(Entries taken from a collection)
## Begin

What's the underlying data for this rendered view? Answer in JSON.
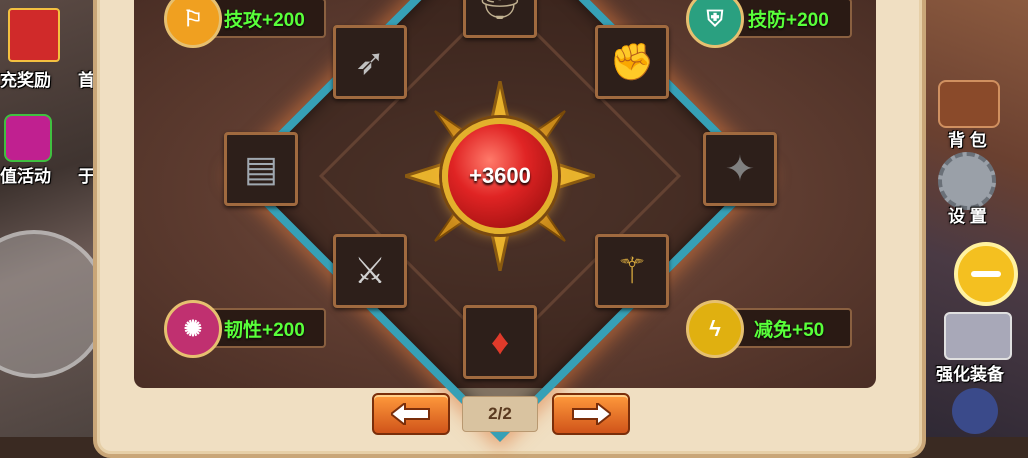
{
  "center": {
    "value": "+3600"
  },
  "badges": [
    {
      "label": "技攻+200",
      "color": "#f0a020",
      "icon": "sword-shield-icon"
    },
    {
      "label": "技防+200",
      "color": "#2aa080",
      "icon": "shield-icon"
    },
    {
      "label": "韧性+200",
      "color": "#c03070",
      "icon": "burst-icon"
    },
    {
      "label": "减免+50",
      "color": "#e0b010",
      "icon": "lightning-shield-icon"
    }
  ],
  "pager": {
    "text": "2/2"
  },
  "left_menu": {
    "item1": "充奖励",
    "item1b": "首",
    "item2": "值活动",
    "item2b": "于"
  },
  "right_menu": {
    "bag": "背 包",
    "settings": "设 置",
    "enhance": "强化装备"
  },
  "colors": {
    "accent_green": "#59ff3a",
    "ring": "#36a0b6",
    "orb": "#e02424"
  }
}
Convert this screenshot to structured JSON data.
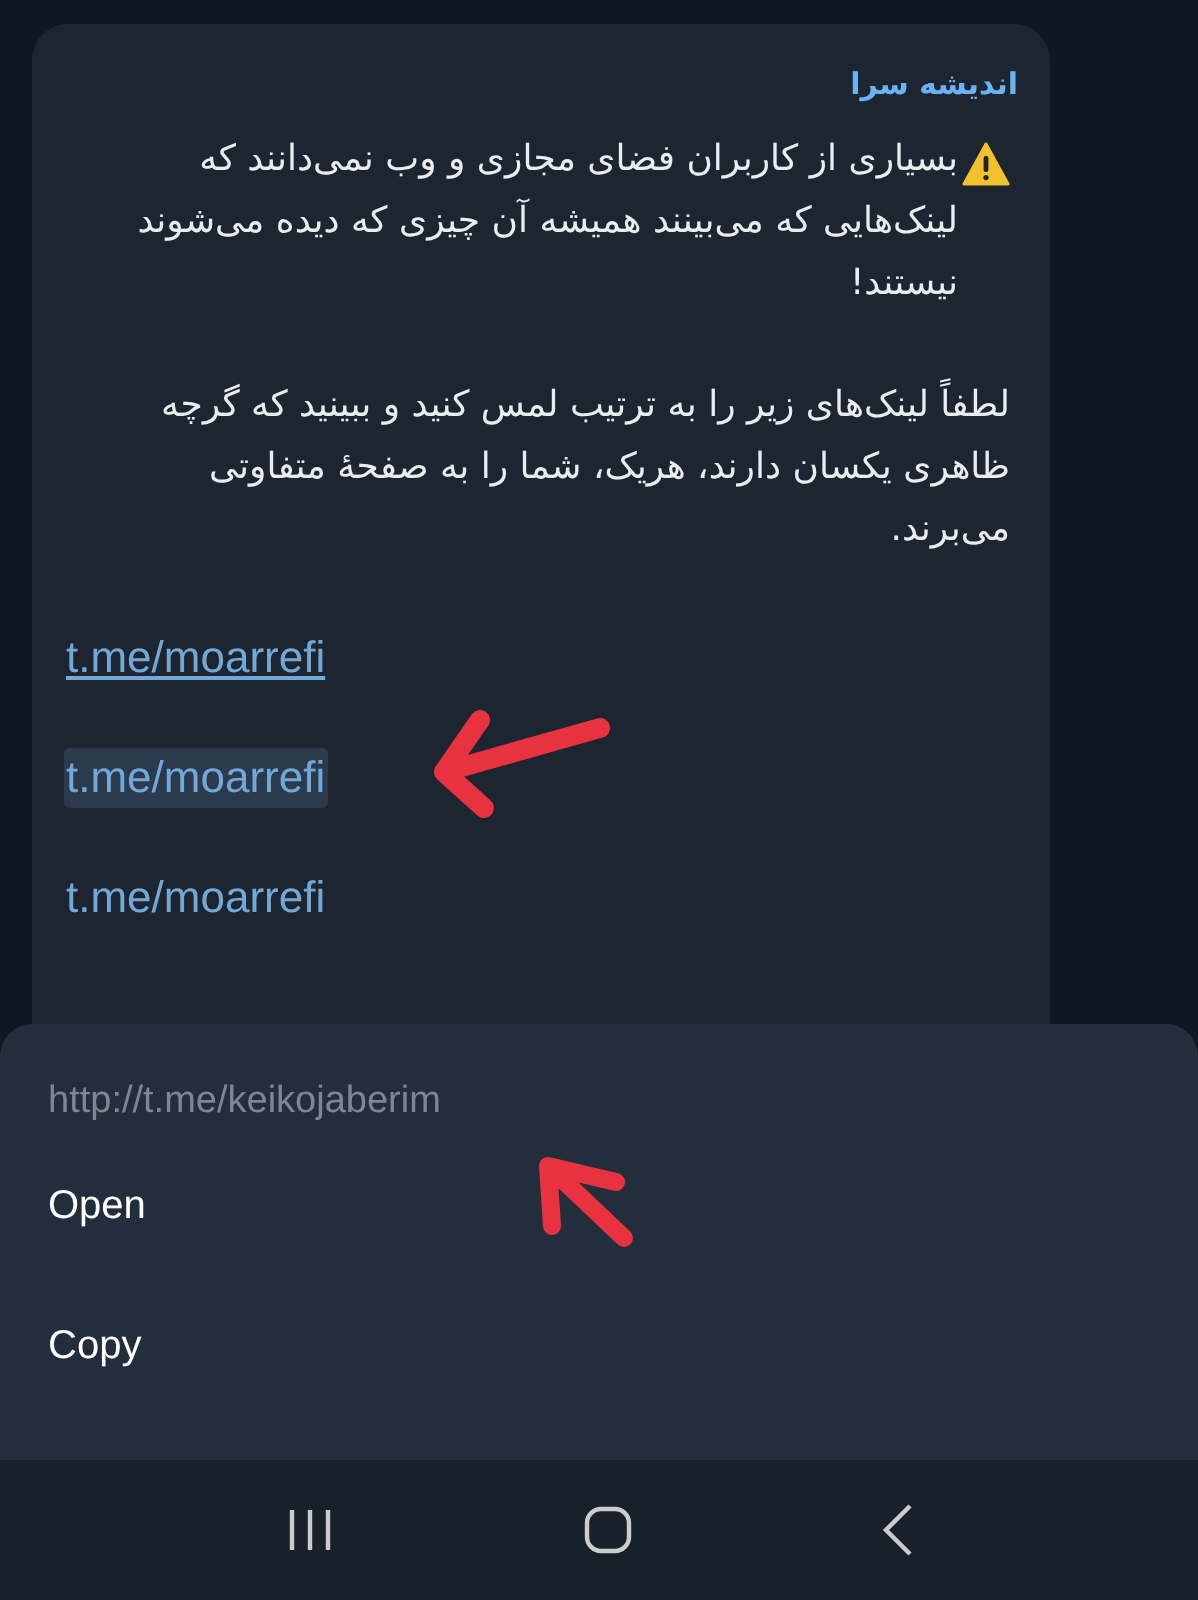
{
  "message": {
    "sender": "اندیشه سرا",
    "paragraphs": [
      "بسیاری از کاربران فضای مجازی و وب نمی‌دانند که لینک‌هایی که می‌بینند همیشه آن چیزی که دیده می‌شوند نیستند!",
      "لطفاً لینک‌های زیر را به ترتیب لمس کنید و ببینید که گرچه ظاهری یکسان دارند، هریک، شما را به صفحهٔ متفاوتی می‌برند."
    ],
    "links": [
      {
        "text": "t.me/moarrefi",
        "underlined": true,
        "selected": false
      },
      {
        "text": "t.me/moarrefi",
        "underlined": false,
        "selected": true
      },
      {
        "text": "t.me/moarrefi",
        "underlined": false,
        "selected": false
      }
    ]
  },
  "sheet": {
    "url": "http://t.me/keikojaberim",
    "actions": [
      "Open",
      "Copy"
    ]
  }
}
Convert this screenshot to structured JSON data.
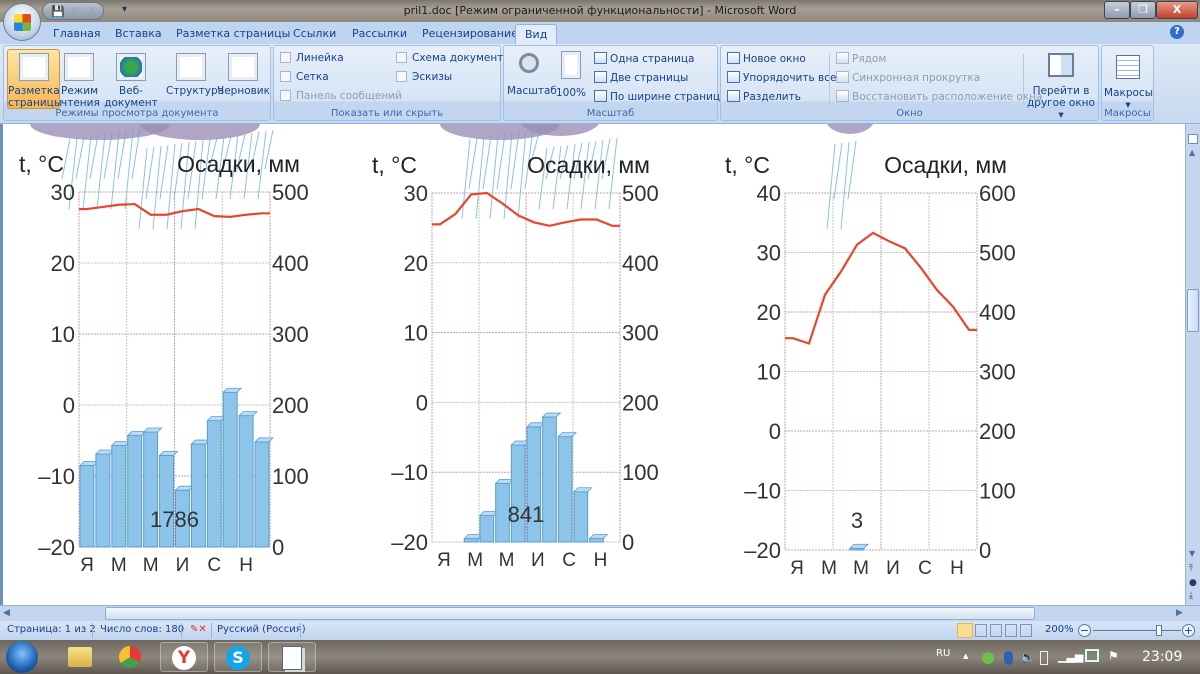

## End

Only the number is wanted: how many lines of these entries contain the string "لینک"?

2